— START —

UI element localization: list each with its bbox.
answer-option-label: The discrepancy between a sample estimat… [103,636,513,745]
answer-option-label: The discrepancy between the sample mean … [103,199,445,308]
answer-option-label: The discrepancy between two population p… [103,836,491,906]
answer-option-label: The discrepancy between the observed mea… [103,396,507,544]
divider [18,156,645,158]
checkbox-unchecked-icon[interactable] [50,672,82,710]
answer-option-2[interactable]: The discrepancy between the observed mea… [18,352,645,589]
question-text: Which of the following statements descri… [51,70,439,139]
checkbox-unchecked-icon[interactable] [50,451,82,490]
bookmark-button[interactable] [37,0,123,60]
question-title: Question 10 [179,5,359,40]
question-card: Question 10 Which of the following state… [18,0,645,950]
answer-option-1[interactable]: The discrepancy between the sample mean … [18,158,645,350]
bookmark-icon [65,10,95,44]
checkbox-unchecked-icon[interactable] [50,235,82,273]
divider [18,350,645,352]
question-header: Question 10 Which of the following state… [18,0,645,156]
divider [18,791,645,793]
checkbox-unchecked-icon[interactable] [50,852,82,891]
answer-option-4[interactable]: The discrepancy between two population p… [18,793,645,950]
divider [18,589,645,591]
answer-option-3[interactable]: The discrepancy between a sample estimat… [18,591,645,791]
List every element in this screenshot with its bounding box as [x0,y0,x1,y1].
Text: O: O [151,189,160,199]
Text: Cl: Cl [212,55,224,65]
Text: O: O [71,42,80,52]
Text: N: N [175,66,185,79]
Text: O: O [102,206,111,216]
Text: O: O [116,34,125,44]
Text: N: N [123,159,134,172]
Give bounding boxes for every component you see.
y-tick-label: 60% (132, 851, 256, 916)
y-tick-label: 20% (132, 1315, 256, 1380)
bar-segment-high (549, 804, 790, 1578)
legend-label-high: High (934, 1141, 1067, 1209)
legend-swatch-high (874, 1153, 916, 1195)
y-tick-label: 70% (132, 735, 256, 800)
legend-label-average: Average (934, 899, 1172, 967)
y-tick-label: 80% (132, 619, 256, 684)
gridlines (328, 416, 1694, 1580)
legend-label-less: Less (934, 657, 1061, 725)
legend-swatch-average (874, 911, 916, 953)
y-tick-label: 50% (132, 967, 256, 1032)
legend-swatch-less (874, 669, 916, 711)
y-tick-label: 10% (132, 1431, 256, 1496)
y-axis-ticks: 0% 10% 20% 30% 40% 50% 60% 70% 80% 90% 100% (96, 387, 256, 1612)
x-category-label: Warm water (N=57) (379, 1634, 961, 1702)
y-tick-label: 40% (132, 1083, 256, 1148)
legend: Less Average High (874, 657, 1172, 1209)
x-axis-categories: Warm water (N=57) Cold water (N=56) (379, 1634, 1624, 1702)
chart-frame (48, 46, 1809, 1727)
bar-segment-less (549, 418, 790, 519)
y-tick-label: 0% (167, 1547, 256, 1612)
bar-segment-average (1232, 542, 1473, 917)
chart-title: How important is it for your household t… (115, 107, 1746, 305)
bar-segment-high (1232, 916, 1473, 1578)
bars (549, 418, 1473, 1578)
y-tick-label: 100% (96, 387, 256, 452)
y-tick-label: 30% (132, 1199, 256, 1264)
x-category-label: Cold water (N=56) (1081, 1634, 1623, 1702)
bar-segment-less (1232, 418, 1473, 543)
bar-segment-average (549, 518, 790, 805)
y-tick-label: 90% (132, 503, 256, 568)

— END —

Write out all of the material again, replacing every "discrepancy" with "difference" and leaving everything else unchanged.

OUTPUT:
UI element localization: list each with its bbox.
answer-option-label: The difference between a sample estimat… [103,636,513,745]
answer-option-label: The difference between the sample mean … [103,199,445,308]
answer-option-label: The difference between two population p… [103,836,491,906]
answer-option-label: The difference between the observed mea… [103,396,507,544]
divider [18,156,645,158]
checkbox-unchecked-icon[interactable] [50,672,82,710]
answer-option-2[interactable]: The difference between the observed mea… [18,352,645,589]
question-text: Which of the following statements descri… [51,70,439,139]
checkbox-unchecked-icon[interactable] [50,451,82,490]
bookmark-button[interactable] [37,0,123,60]
question-title: Question 10 [179,5,359,40]
question-card: Question 10 Which of the following state… [18,0,645,950]
answer-option-1[interactable]: The difference between the sample mean … [18,158,645,350]
bookmark-icon [65,10,95,44]
checkbox-unchecked-icon[interactable] [50,235,82,273]
divider [18,350,645,352]
question-header: Question 10 Which of the following state… [18,0,645,156]
divider [18,791,645,793]
checkbox-unchecked-icon[interactable] [50,852,82,891]
answer-option-4[interactable]: The difference between two population p… [18,793,645,950]
divider [18,589,645,591]
answer-option-3[interactable]: The difference between a sample estimat… [18,591,645,791]
List every element in this screenshot with its bounding box as [x0,y0,x1,y1].
Text: O: O [151,189,160,199]
Text: Cl: Cl [212,55,224,65]
Text: O: O [71,42,80,52]
Text: N: N [175,66,185,79]
Text: O: O [102,206,111,216]
Text: O: O [116,34,125,44]
Text: N: N [123,159,134,172]
Give bounding boxes for every component you see.
y-tick-label: 60% (132, 851, 256, 916)
y-tick-label: 20% (132, 1315, 256, 1380)
bar-segment-high (549, 804, 790, 1578)
legend-label-high: High (934, 1141, 1067, 1209)
legend-swatch-high (874, 1153, 916, 1195)
y-tick-label: 70% (132, 735, 256, 800)
legend-label-average: Average (934, 899, 1172, 967)
y-tick-label: 80% (132, 619, 256, 684)
gridlines (328, 416, 1694, 1580)
legend-label-less: Less (934, 657, 1061, 725)
legend-swatch-average (874, 911, 916, 953)
y-tick-label: 50% (132, 967, 256, 1032)
legend-swatch-less (874, 669, 916, 711)
y-tick-label: 10% (132, 1431, 256, 1496)
y-axis-ticks: 0% 10% 20% 30% 40% 50% 60% 70% 80% 90% 100% (96, 387, 256, 1612)
x-category-label: Warm water (N=57) (379, 1634, 961, 1702)
y-tick-label: 40% (132, 1083, 256, 1148)
legend: Less Average High (874, 657, 1172, 1209)
x-axis-categories: Warm water (N=57) Cold water (N=56) (379, 1634, 1624, 1702)
chart-frame (48, 46, 1809, 1727)
bar-segment-less (549, 418, 790, 519)
y-tick-label: 0% (167, 1547, 256, 1612)
bar-segment-average (1232, 542, 1473, 917)
chart-title: How important is it for your household t… (115, 107, 1746, 305)
bar-segment-high (1232, 916, 1473, 1578)
bars (549, 418, 1473, 1578)
y-tick-label: 100% (96, 387, 256, 452)
y-tick-label: 30% (132, 1199, 256, 1264)
x-category-label: Cold water (N=56) (1081, 1634, 1623, 1702)
bar-segment-less (1232, 418, 1473, 543)
bar-segment-average (549, 518, 790, 805)
y-tick-label: 90% (132, 503, 256, 568)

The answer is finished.